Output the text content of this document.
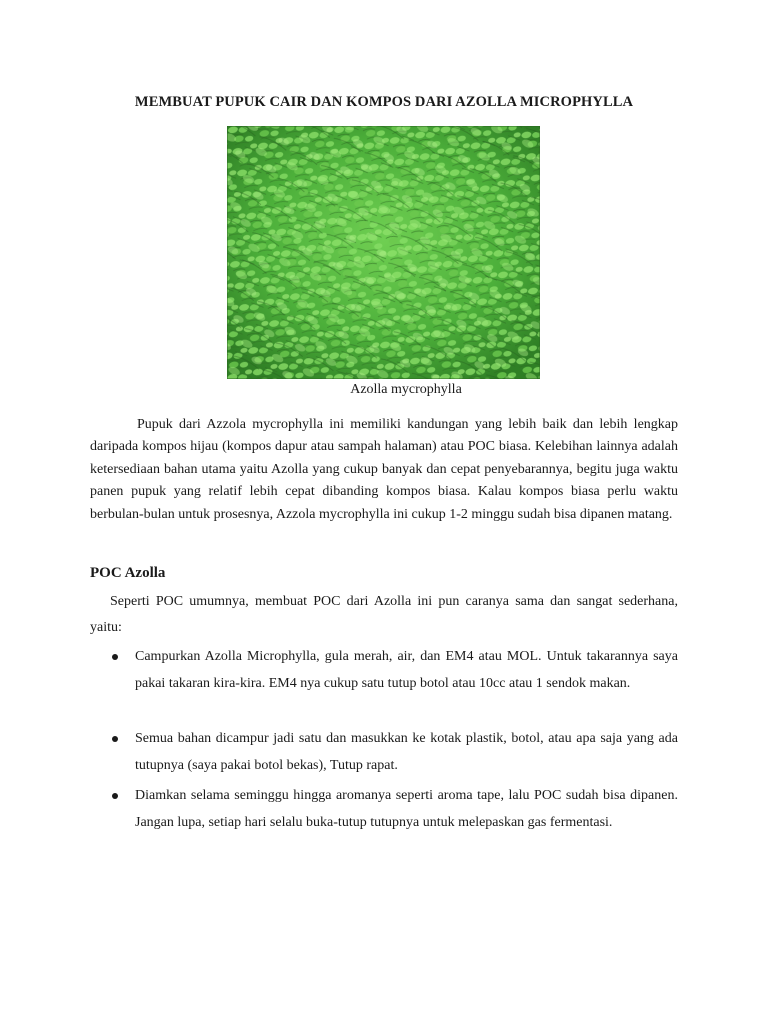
MEMBUAT PUPUK CAIR DAN KOMPOS DARI AZOLLA MICROPHYLLA
Azolla mycrophylla

Pupuk dari Azzola mycrophylla ini memiliki kandungan yang lebih baik dan lebih lengkap daripada kompos hijau (kompos dapur atau sampah halaman) atau POC biasa. Kelebihan lainnya adalah ketersediaan bahan utama yaitu Azolla yang cukup banyak dan cepat penyebarannya, begitu juga waktu panen pupuk yang relatif lebih cepat dibanding kompos biasa. Kalau kompos biasa perlu waktu berbulan-bulan untuk prosesnya, Azzola mycrophylla ini cukup 1-2 minggu sudah bisa dipanen matang.

POC Azolla

Seperti POC umumnya, membuat POC dari Azolla ini pun caranya sama dan sangat sederhana, yaitu:

Campurkan Azolla Microphylla, gula merah, air, dan EM4 atau MOL. Untuk takarannya saya pakai takaran kira-kira. EM4 nya cukup satu tutup botol atau 10cc atau 1 sendok makan.
Semua bahan dicampur jadi satu dan masukkan ke kotak plastik, botol, atau apa saja yang ada tutupnya (saya pakai botol bekas), Tutup rapat.
Diamkan selama seminggu hingga aromanya seperti aroma tape, lalu POC sudah bisa dipanen. Jangan lupa, setiap hari selalu buka-tutup tutupnya untuk melepaskan gas fermentasi.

+++

**Task objective:**
Every record must be copied exactly, with the pictures left out.

**Final answer:**
Output the text content of this document.
MEMBUAT PUPUK CAIR DAN KOMPOS DARI AZOLLA MICROPHYLLA
Azolla mycrophylla

Pupuk dari Azzola mycrophylla ini memiliki kandungan yang lebih baik dan lebih lengkap daripada kompos hijau (kompos dapur atau sampah halaman) atau POC biasa. Kelebihan lainnya adalah ketersediaan bahan utama yaitu Azolla yang cukup banyak dan cepat penyebarannya, begitu juga waktu panen pupuk yang relatif lebih cepat dibanding kompos biasa. Kalau kompos biasa perlu waktu berbulan-bulan untuk prosesnya, Azzola mycrophylla ini cukup 1-2 minggu sudah bisa dipanen matang.

POC Azolla

Seperti POC umumnya, membuat POC dari Azolla ini pun caranya sama dan sangat sederhana, yaitu:

Campurkan Azolla Microphylla, gula merah, air, dan EM4 atau MOL. Untuk takarannya saya pakai takaran kira-kira. EM4 nya cukup satu tutup botol atau 10cc atau 1 sendok makan.
Semua bahan dicampur jadi satu dan masukkan ke kotak plastik, botol, atau apa saja yang ada tutupnya (saya pakai botol bekas), Tutup rapat.
Diamkan selama seminggu hingga aromanya seperti aroma tape, lalu POC sudah bisa dipanen. Jangan lupa, setiap hari selalu buka-tutup tutupnya untuk melepaskan gas fermentasi.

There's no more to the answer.